## PROBLEM DETAILS:
The listing below is to be output in its exact form.

Stored data

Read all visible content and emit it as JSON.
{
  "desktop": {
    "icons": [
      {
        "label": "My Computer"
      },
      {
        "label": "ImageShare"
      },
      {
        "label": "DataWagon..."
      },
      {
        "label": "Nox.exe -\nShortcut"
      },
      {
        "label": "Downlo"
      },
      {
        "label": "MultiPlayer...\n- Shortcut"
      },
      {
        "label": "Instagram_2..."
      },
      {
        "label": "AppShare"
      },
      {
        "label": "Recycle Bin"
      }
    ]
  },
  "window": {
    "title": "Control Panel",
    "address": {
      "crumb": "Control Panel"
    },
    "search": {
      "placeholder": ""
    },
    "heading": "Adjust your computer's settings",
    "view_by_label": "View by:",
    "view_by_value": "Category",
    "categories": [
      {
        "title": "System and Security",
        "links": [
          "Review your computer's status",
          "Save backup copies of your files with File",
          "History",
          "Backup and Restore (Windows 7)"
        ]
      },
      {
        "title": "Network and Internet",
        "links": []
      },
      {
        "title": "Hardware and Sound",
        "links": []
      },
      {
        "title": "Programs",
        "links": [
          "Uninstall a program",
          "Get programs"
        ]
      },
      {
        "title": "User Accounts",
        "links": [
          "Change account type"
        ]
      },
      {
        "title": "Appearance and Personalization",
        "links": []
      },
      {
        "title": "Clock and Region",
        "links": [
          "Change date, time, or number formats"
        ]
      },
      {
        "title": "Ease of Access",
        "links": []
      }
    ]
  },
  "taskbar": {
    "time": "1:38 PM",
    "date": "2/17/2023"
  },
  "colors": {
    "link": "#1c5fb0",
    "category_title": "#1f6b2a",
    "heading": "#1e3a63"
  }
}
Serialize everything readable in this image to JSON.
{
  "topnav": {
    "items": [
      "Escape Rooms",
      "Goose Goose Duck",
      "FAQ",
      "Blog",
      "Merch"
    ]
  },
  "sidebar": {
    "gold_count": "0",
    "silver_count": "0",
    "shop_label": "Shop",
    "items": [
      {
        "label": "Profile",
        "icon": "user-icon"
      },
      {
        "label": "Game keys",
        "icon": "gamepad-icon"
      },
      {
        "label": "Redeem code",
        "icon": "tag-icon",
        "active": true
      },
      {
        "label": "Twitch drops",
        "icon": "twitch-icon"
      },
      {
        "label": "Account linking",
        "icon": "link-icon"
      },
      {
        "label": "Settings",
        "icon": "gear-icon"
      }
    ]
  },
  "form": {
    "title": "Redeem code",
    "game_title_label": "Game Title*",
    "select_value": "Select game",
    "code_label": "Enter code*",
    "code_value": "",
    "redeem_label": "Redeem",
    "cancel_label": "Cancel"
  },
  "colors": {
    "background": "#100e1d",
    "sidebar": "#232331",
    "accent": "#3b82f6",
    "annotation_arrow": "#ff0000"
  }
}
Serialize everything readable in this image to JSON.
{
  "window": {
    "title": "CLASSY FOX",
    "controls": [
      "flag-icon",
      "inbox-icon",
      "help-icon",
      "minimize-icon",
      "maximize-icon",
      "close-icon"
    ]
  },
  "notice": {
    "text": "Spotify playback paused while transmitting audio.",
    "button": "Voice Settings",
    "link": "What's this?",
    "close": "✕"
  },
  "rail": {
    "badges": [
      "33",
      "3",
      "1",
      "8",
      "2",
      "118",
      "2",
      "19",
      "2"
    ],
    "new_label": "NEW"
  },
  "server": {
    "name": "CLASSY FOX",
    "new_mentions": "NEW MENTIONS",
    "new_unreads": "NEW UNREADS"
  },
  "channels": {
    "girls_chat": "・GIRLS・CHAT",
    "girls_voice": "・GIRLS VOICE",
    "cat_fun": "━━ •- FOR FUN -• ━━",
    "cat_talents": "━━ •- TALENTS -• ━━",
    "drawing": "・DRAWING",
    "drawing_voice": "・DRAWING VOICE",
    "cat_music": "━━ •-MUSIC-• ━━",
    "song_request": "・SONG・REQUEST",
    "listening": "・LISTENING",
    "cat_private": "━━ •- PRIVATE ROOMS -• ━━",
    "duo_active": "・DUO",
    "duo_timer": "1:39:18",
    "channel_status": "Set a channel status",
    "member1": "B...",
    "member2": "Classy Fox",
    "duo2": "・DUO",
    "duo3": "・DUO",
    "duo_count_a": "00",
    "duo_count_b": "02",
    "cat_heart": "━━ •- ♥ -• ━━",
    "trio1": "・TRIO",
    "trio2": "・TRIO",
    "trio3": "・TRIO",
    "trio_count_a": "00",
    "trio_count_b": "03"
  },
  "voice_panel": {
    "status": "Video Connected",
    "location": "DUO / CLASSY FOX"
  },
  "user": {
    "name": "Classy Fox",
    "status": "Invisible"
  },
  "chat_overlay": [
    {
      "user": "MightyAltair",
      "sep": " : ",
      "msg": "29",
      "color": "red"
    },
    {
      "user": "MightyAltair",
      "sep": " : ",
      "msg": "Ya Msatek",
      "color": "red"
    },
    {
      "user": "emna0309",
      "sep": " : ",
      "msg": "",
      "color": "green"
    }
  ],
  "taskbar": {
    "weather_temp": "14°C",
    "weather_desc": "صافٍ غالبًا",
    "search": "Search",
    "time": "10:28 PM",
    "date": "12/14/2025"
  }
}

## SOLUTION BELOW:
Read all visible content and emit it as JSON.
{
  "desktop": {
    "icons": [
      {
        "label": "My Computer"
      },
      {
        "label": "ImageShare"
      },
      {
        "label": "DataWagon..."
      },
      {
        "label": "Nox.exe -\nShortcut"
      },
      {
        "label": "Downlo"
      },
      {
        "label": "MultiPlayer...\n- Shortcut"
      },
      {
        "label": "Instagram_2..."
      },
      {
        "label": "AppShare"
      },
      {
        "label": "Recycle Bin"
      }
    ]
  },
  "window": {
    "title": "Control Panel",
    "address": {
      "crumb": "Control Panel"
    },
    "search": {
      "placeholder": ""
    },
    "heading": "Adjust your computer's settings",
    "view_by_label": "View by:",
    "view_by_value": "Category",
    "categories": [
      {
        "title": "System and Security",
        "links": [
          "Review your computer's status",
          "Save backup copies of your files with File",
          "History",
          "Backup and Restore (Windows 7)"
        ]
      },
      {
        "title": "Network and Internet",
        "links": []
      },
      {
        "title": "Hardware and Sound",
        "links": []
      },
      {
        "title": "Programs",
        "links": [
          "Uninstall a program",
          "Get programs"
        ]
      },
      {
        "title": "User Accounts",
        "links": [
          "Change account type"
        ]
      },
      {
        "title": "Appearance and Personalization",
        "links": []
      },
      {
        "title": "Clock and Region",
        "links": [
          "Change date, time, or number formats"
        ]
      },
      {
        "title": "Ease of Access",
        "links": []
      }
    ]
  },
  "taskbar": {
    "time": "1:38 PM",
    "date": "2/17/2023"
  },
  "colors": {
    "link": "#1c5fb0",
    "category_title": "#1f6b2a",
    "heading": "#1e3a63"
  }
}
Serialize everything readable in this image to JSON.
{
  "topnav": {
    "items": [
      "Escape Rooms",
      "Goose Goose Duck",
      "FAQ",
      "Blog",
      "Merch"
    ]
  },
  "sidebar": {
    "gold_count": "0",
    "silver_count": "0",
    "shop_label": "Shop",
    "items": [
      {
        "label": "Profile",
        "icon": "user-icon"
      },
      {
        "label": "Game keys",
        "icon": "gamepad-icon"
      },
      {
        "label": "Redeem code",
        "icon": "tag-icon",
        "active": true
      },
      {
        "label": "Twitch drops",
        "icon": "twitch-icon"
      },
      {
        "label": "Account linking",
        "icon": "link-icon"
      },
      {
        "label": "Settings",
        "icon": "gear-icon"
      }
    ]
  },
  "form": {
    "title": "Redeem code",
    "game_title_label": "Game Title*",
    "select_value": "Select game",
    "code_label": "Enter code*",
    "code_value": "",
    "redeem_label": "Redeem",
    "cancel_label": "Cancel"
  },
  "colors": {
    "background": "#100e1d",
    "sidebar": "#232331",
    "accent": "#3b82f6",
    "annotation_arrow": "#ff0000"
  }
}
Serialize everything readable in this image to JSON.
{
  "window": {
    "title": "CLASSY FOX",
    "controls": [
      "flag-icon",
      "inbox-icon",
      "help-icon",
      "minimize-icon",
      "maximize-icon",
      "close-icon"
    ]
  },
  "notice": {
    "text": "Spotify playback paused while transmitting audio.",
    "button": "Voice Settings",
    "link": "What's this?",
    "close": "✕"
  },
  "rail": {
    "badges": [
      "33",
      "3",
      "1",
      "8",
      "2",
      "118",
      "2",
      "19",
      "2"
    ],
    "new_label": "NEW"
  },
  "server": {
    "name": "CLASSY FOX",
    "new_mentions": "NEW MENTIONS",
    "new_unreads": "NEW UNREADS"
  },
  "channels": {
    "girls_chat": "・GIRLS・CHAT",
    "girls_voice": "・GIRLS VOICE",
    "cat_fun": "━━ •- FOR FUN -• ━━",
    "cat_talents": "━━ •- TALENTS -• ━━",
    "drawing": "・DRAWING",
    "drawing_voice": "・DRAWING VOICE",
    "cat_music": "━━ •-MUSIC-• ━━",
    "song_request": "・SONG・REQUEST",
    "listening": "・LISTENING",
    "cat_private": "━━ •- PRIVATE ROOMS -• ━━",
    "duo_active": "・DUO",
    "duo_timer": "1:39:18",
    "channel_status": "Set a channel status",
    "member1": "B...",
    "member2": "Classy Fox",
    "duo2": "・DUO",
    "duo3": "・DUO",
    "duo_count_a": "00",
    "duo_count_b": "02",
    "cat_heart": "━━ •- ♥ -• ━━",
    "trio1": "・TRIO",
    "trio2": "・TRIO",
    "trio3": "・TRIO",
    "trio_count_a": "00",
    "trio_count_b": "03"
  },
  "voice_panel": {
    "status": "Video Connected",
    "location": "DUO / CLASSY FOX"
  },
  "user": {
    "name": "Classy Fox",
    "status": "Invisible"
  },
  "chat_overlay": [
    {
      "user": "MightyAltair",
      "sep": " : ",
      "msg": "29",
      "color": "red"
    },
    {
      "user": "MightyAltair",
      "sep": " : ",
      "msg": "Ya Msatek",
      "color": "red"
    },
    {
      "user": "emna0309",
      "sep": " : ",
      "msg": "",
      "color": "green"
    }
  ],
  "taskbar": {
    "weather_temp": "14°C",
    "weather_desc": "صافٍ غالبًا",
    "search": "Search",
    "time": "10:28 PM",
    "date": "12/14/2025"
  }
}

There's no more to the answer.